■ Listed records ■
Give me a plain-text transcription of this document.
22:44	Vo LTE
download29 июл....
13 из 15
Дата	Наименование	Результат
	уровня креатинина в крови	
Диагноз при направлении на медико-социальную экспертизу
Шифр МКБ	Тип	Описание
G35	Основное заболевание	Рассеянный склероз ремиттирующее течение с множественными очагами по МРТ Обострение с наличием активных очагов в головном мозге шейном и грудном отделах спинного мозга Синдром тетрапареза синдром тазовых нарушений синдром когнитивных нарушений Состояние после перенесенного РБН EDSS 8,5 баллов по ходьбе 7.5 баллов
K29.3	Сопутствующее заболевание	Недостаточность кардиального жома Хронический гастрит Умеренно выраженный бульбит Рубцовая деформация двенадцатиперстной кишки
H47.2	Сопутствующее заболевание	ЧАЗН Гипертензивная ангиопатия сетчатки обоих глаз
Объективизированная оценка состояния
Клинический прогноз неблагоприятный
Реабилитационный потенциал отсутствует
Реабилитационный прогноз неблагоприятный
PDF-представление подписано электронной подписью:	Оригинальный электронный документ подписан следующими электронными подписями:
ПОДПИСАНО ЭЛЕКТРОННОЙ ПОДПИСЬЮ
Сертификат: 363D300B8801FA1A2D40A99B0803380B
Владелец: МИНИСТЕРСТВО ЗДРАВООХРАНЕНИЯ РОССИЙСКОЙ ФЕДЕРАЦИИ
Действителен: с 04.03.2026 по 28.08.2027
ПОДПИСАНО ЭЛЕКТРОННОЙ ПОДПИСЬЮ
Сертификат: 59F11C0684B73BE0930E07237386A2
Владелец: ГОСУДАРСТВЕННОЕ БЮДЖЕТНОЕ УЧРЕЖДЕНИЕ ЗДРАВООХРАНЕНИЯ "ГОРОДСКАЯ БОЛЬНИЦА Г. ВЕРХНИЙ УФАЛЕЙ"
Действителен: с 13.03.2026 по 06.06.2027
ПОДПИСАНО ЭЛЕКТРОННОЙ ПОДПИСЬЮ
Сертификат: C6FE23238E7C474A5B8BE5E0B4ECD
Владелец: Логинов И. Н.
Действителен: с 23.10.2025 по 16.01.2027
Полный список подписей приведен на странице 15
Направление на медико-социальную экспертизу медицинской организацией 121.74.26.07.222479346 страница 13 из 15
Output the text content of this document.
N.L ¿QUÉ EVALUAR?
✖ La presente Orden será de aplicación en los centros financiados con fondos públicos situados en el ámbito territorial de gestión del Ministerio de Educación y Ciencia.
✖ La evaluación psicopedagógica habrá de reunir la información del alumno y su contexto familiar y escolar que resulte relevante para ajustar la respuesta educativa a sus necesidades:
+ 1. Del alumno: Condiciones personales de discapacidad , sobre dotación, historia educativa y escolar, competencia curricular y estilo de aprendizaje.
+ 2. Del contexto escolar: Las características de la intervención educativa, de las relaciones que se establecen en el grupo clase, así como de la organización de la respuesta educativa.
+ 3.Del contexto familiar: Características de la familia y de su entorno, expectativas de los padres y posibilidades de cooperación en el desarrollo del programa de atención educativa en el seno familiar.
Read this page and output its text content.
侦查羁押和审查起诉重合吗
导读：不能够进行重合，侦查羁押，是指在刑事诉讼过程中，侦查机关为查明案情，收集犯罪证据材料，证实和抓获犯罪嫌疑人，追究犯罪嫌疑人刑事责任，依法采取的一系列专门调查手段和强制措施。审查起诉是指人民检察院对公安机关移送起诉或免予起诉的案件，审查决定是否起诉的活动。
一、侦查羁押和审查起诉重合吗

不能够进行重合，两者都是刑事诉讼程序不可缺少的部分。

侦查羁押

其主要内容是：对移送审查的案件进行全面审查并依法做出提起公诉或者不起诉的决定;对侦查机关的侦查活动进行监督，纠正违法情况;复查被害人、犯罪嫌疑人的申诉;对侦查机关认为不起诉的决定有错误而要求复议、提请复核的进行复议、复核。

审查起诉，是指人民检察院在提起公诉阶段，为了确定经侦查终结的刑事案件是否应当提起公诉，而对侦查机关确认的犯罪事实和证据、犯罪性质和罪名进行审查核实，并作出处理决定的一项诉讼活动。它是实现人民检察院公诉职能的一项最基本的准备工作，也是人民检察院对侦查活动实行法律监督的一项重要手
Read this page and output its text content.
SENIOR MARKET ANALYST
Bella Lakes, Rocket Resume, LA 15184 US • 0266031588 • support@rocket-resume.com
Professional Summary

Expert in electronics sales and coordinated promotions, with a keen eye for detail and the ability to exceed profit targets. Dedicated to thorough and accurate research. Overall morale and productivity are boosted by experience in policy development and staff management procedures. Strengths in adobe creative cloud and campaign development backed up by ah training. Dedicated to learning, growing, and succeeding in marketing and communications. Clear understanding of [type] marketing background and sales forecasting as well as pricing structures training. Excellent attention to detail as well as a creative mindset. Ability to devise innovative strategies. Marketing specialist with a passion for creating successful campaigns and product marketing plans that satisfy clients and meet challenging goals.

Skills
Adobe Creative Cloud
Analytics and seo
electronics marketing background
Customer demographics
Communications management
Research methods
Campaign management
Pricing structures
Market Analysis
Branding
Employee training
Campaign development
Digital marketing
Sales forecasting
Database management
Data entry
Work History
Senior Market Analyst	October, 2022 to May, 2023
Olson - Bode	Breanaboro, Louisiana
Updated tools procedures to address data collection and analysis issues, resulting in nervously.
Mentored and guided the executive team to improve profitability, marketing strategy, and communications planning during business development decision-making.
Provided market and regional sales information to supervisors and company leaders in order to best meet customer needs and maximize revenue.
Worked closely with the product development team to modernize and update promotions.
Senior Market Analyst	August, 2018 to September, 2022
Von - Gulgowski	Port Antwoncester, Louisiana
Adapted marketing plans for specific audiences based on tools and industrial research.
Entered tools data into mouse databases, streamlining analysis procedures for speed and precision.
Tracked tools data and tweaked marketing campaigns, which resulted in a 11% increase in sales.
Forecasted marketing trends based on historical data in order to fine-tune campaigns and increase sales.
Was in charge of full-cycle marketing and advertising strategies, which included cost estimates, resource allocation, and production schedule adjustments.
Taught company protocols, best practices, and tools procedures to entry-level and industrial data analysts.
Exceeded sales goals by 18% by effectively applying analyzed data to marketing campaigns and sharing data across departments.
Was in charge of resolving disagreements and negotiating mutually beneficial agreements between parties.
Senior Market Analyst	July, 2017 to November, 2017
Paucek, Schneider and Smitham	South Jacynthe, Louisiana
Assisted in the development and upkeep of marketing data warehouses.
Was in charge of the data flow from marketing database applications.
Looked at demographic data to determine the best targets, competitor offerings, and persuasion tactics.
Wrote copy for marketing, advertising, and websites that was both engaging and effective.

■ Exercise requirements ■
Review the preceding data and report every line that includes the string "industrial".

■ Full output ■
Adapted marketing plans for specific audiences based on tools and industrial research.
Taught company protocols, best practices, and tools procedures to entry-level and industrial data analysts.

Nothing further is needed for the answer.